WHAT YOU HAVE TO DO: Carry on the forum thread about healing after childbirth, picking up right after its final sentence.

SELECTED EXTRACT:
===============

I also have a bulbous bit of flesh protruding from my fanjo, from my second birth ( I have three ) and whilst a bit unsightly it has never caused me any pain.

You might need some help, or it might just be a case of giving it more time.

2point4kids Wed 23-Jul-08 16:36:35

11 weeks is still very early.
After DS1 I was in a lot of siscomfort similar to you. It hurt to have sex until almost 6 months.
After that all is fine. Completely back to normal, just took me ages to heal and feel better.
I didnt get a period for 5 months or so after both births either. Bottle fed both. So it is within normal time for yours still to come when your body is ready.

Pinkveto Wed 23-Jul-08 20:01:47

Much the same as 2.4 here, very little stichable trauma but had a graze on one side inside that hurt during sex until ooo, about 9 months after, and I had a little labial tear that would have needed a single stitch so I didnt bother, and that really really bothered me during sex until just recently - 17 months. No period till 8 months but breastfed to 7.

Don't rush it. And its never going to feel the same again, which took me a long time to get to grips with.

elibumbum Wed 23-Jul-08 20:45:12

I went to my Dr nearly in tears a couple of months after I had DS because I thought I'd had some sort of prolapse - I had a skin tag and heavy feeling (similar to that dragging feeling during a period) if I stood up for too long.

She reassured me it wasn't a prolapse - just a skin tag from where I was stitched for an internal tear and that I could have a small op to have it fixed if it bothered me.

It has never given me any pain so I didn't pursue the op. The heavy feeling went away on its own (although I did up the pelvic floor exercises!) after a few more months.

You have to remember that even if you look healed on the outside you may have a lot of bruising you can't see and that can take a while to heal.

I always take the view with the Docs that if you don't ask you don't necessarily get! If you are in pain go back and ask to be referred to a specialist.

nik76 Thu 24-Jul-08 08:20:34

Sorry same advice - its still very early.

I had DD 18 weeks ago and totally understand the feelings you mean I fully expected to be told I had a prolapse when I ahd my 6 weeks check and thought there was something wrong with the doc. Just standing up or putting dd in her crib I could 'feel' my scar and couldn't even think of sex so well done you!!!

I now totally believe that you have to give your body at least 6 months to get back to normal - after all it took 9 months to make the baby.

Your pelvic floor exercises will help loads - I've been very bad at doing these.

===============

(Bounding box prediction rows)
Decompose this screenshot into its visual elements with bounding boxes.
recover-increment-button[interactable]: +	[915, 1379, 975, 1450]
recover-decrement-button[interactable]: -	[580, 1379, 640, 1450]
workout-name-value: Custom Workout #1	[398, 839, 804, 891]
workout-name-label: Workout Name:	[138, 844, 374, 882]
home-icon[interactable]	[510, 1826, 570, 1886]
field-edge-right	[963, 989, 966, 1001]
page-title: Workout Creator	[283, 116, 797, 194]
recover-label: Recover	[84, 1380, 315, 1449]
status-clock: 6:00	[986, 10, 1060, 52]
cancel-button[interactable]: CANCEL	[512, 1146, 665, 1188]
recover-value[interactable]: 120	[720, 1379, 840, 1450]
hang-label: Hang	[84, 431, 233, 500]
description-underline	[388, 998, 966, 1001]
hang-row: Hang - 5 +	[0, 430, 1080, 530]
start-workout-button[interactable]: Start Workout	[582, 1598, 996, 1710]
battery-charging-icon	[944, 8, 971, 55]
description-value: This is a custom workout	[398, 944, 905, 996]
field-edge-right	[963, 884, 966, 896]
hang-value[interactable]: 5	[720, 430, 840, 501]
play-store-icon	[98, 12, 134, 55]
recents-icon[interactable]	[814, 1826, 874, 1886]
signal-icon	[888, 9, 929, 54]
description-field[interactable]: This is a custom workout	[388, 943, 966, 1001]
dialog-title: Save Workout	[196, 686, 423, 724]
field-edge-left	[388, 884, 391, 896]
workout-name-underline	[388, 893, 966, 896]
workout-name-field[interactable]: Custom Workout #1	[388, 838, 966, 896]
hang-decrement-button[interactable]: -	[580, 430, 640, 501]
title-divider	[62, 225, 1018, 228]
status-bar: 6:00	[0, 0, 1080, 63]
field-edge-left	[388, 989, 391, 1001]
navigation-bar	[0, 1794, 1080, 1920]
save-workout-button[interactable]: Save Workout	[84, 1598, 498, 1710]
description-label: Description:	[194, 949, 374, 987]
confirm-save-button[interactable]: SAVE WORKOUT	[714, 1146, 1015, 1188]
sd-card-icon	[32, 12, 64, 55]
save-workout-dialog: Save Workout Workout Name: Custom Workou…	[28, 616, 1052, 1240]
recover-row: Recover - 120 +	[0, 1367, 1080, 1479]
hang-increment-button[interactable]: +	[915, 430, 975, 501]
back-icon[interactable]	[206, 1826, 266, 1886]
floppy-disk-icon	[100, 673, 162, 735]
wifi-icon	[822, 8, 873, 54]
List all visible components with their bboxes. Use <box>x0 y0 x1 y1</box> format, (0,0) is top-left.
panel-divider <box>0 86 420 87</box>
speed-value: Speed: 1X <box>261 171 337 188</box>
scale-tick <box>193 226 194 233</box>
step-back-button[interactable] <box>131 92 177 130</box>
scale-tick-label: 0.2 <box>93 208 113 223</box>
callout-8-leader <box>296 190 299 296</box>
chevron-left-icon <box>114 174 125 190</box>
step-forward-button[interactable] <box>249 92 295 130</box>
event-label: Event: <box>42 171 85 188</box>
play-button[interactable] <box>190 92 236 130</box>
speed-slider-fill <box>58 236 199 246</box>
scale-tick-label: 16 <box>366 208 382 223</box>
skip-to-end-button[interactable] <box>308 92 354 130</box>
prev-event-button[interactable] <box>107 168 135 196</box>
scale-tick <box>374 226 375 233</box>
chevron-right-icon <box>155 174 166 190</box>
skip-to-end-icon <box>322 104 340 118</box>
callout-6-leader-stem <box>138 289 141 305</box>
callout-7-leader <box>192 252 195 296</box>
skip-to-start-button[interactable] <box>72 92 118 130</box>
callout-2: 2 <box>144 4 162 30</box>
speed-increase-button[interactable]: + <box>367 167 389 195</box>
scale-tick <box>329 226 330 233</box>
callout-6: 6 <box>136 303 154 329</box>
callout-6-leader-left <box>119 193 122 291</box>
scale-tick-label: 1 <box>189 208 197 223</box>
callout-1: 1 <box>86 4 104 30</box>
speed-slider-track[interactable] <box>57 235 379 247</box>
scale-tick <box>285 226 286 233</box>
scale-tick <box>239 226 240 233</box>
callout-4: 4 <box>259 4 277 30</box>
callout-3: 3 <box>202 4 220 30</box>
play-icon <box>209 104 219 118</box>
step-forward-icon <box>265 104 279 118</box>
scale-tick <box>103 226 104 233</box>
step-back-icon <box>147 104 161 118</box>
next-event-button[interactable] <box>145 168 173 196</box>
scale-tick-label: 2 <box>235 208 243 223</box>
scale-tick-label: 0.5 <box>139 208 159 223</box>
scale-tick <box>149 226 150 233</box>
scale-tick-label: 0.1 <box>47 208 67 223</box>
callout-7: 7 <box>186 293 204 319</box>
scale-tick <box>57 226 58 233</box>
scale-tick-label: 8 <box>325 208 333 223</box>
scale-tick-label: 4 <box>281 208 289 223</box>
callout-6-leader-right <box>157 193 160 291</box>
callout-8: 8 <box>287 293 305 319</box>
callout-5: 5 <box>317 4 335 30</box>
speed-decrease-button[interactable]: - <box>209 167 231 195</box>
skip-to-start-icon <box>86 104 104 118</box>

===============

ANSWER FOR THE TASK:
With all that said if you are concerned you should go to the docs and demand some help - you must look after yourself the way you look after your lo, if there was something wrong with them you would be straight there!!!!

MrsTittleMouse Thu 24-Jul-08 08:28:55

Just to add a note about pelvic floor exercises - as well as lifting everything up, they also increase the blood flow to the area, which helps with healing tears and episiotomy scars.
They really couldn't be more important!

Eaglebird Thu 24-Jul-08 19:37:13

Sorry, same from me too. Hope it makes you feel a bit better, though, to know it's not just you.
I remember the heavy sensation after I had DS. When I stood up or walked around it felt like I had a bag of shopping up my fanny, and it was going to drop out at any minute.
Sitting down was no better either, as I had stitches due to a forceps delivery, and the wound became infected - nice - oh the joys of childbirth.
I can't remember when the heavy sensation went away, but DS is 8 months old now and I've felt normal down below for several months now.
Mind, my fanny looks nothing like my old one. Like Celery, I have a bulbous bit of flesh - it's a bit like a triangular shaped flap pointing towards my bum hole blush

Kaedsmum Fri 25-Jul-08 16:38:10

Thanks so much for all these replies, very much appreciated, as I was starting to think I was on my own in having a ridiculous fanjo.

Poor us Celery and Eaglebird with our odd flaps. Dotoressa- I'll definately get checked for that! How terrible.

Mrstittle- We've been having sex since baby was 3 weeks old and it's good- it's just afterwards that's all weird. i'll ask about physio, and I'll definately get on those pelvic floors. The feeling goes through me though like chewing tin foil or nails down a blackboard... is that just me?